>> BEGIN SUPPLIED DATA

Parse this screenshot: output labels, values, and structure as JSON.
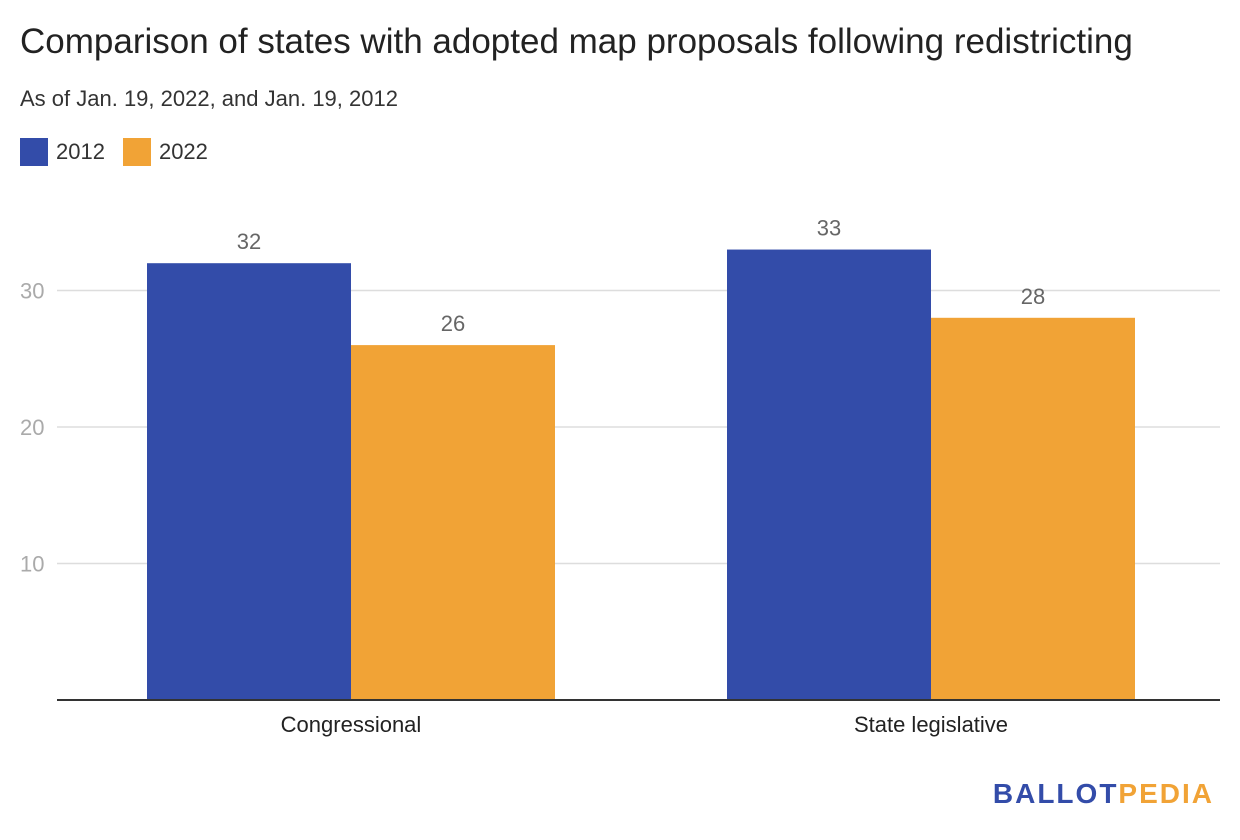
{
  "chart_data": {
    "type": "bar",
    "title": "Comparison of states with adopted map proposals following redistricting",
    "subtitle": "As of Jan. 19, 2022, and Jan. 19, 2012",
    "categories": [
      "Congressional",
      "State legislative"
    ],
    "series": [
      {
        "name": "2012",
        "color": "#334ca9",
        "values": [
          32,
          33
        ]
      },
      {
        "name": "2022",
        "color": "#f1a336",
        "values": [
          26,
          28
        ]
      }
    ],
    "xlabel": "",
    "ylabel": "",
    "ylim": [
      0,
      35
    ],
    "yticks": [
      10,
      20,
      30
    ],
    "grid": true,
    "legend_position": "top-left",
    "data_labels": true
  },
  "branding": {
    "logo_part1": "BALLOT",
    "logo_part2": "PEDIA",
    "logo_color1": "#334ca9",
    "logo_color2": "#f1a336"
  }
}
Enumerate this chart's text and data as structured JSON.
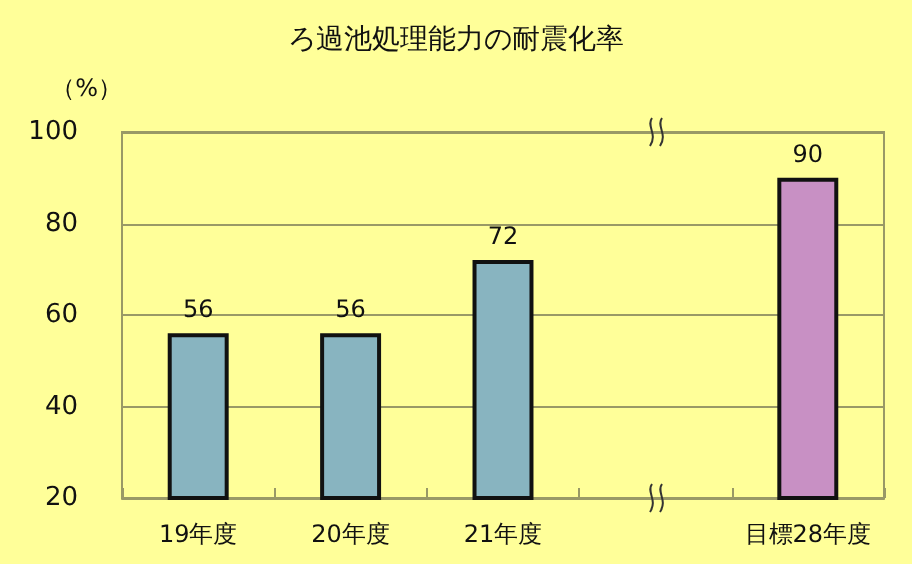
{
  "chart_data": {
    "type": "bar",
    "title": "ろ過池処理能力の耐震化率",
    "ylabel": "（%）",
    "categories": [
      "19年度",
      "20年度",
      "21年度",
      null,
      "目標28年度"
    ],
    "values": [
      56,
      56,
      72,
      null,
      90
    ],
    "colors": [
      "#88b4c0",
      "#88b4c0",
      "#88b4c0",
      null,
      "#c890c4"
    ],
    "ylim": [
      20,
      100
    ],
    "yticks": [
      20,
      40,
      60,
      80,
      100
    ],
    "grid": "y",
    "data_labels": true
  }
}
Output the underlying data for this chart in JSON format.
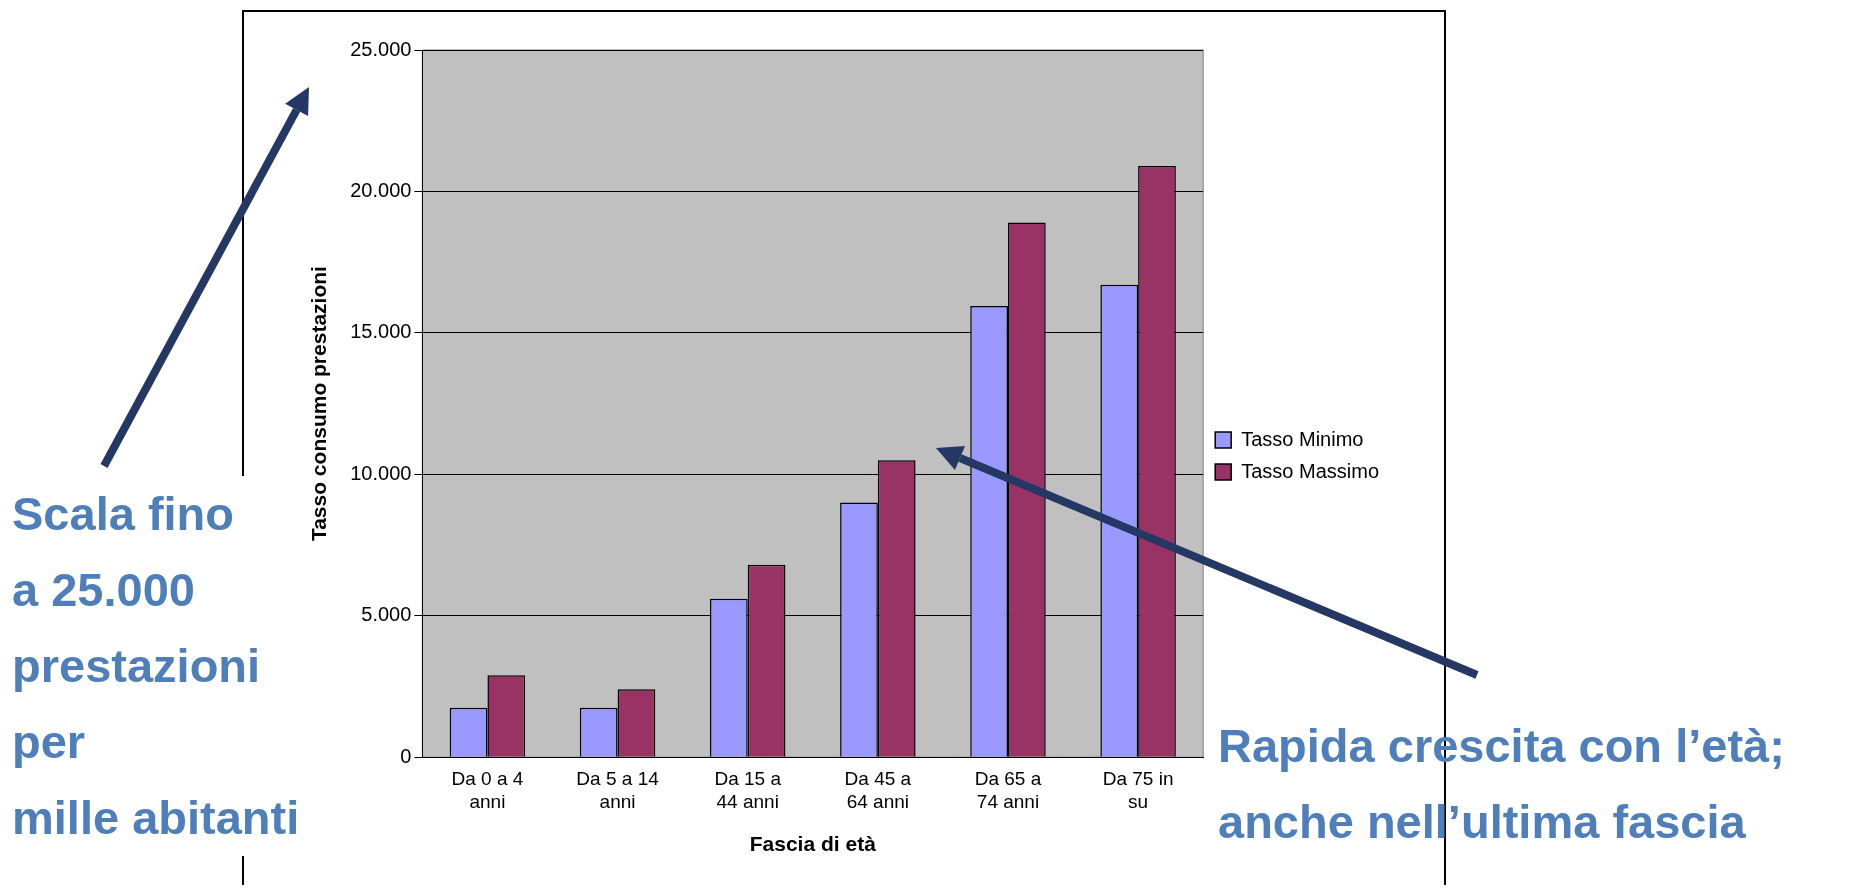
{
  "chart_data": {
    "type": "bar",
    "xlabel": "Fascia di età",
    "ylabel": "Tasso consumo prestazioni",
    "categories": [
      "Da 0 a 4 anni",
      "Da 5 a 14 anni",
      "Da 15 a 44 anni",
      "Da 45 a 64 anni",
      "Da 65 a 74 anni",
      "Da 75 in su"
    ],
    "series": [
      {
        "name": "Tasso Minimo",
        "color": "#9999ff",
        "values": [
          1750,
          1750,
          5600,
          9000,
          15950,
          16700
        ]
      },
      {
        "name": "Tasso Massimo",
        "color": "#993366",
        "values": [
          2900,
          2400,
          6800,
          10500,
          18900,
          20900
        ]
      }
    ],
    "ylim": [
      0,
      25000
    ],
    "yticks": [
      0,
      {
        "value": 5000,
        "label": "5.000"
      },
      {
        "value": 10000,
        "label": "10.000"
      },
      {
        "value": 15000,
        "label": "15.000"
      },
      {
        "value": 20000,
        "label": "20.000"
      },
      {
        "value": 25000,
        "label": "25.000"
      }
    ],
    "grid": "y",
    "legend": "right",
    "annotations": [
      "Scala fino\na 25.000\nprestazioni\nper\nmille abitanti",
      "Rapida crescita con l’età;\nanche nell’ultima fascia"
    ]
  }
}
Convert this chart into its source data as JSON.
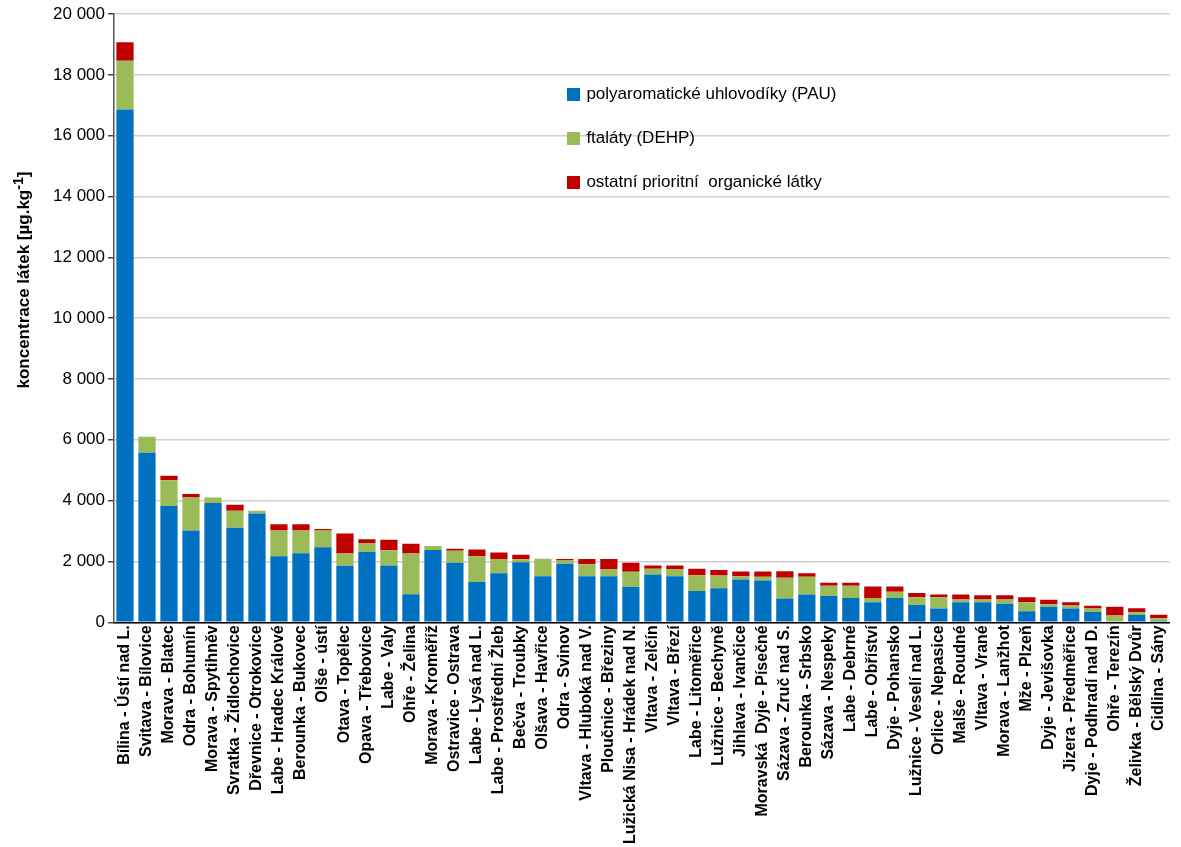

>> END SUPPLIED DATA

**GOAL OF THE EXERCISE:**
State the number of lines in these entries that include the string "this". Provide nothing beyond that number.

**SOLVED PROBLEM:**
4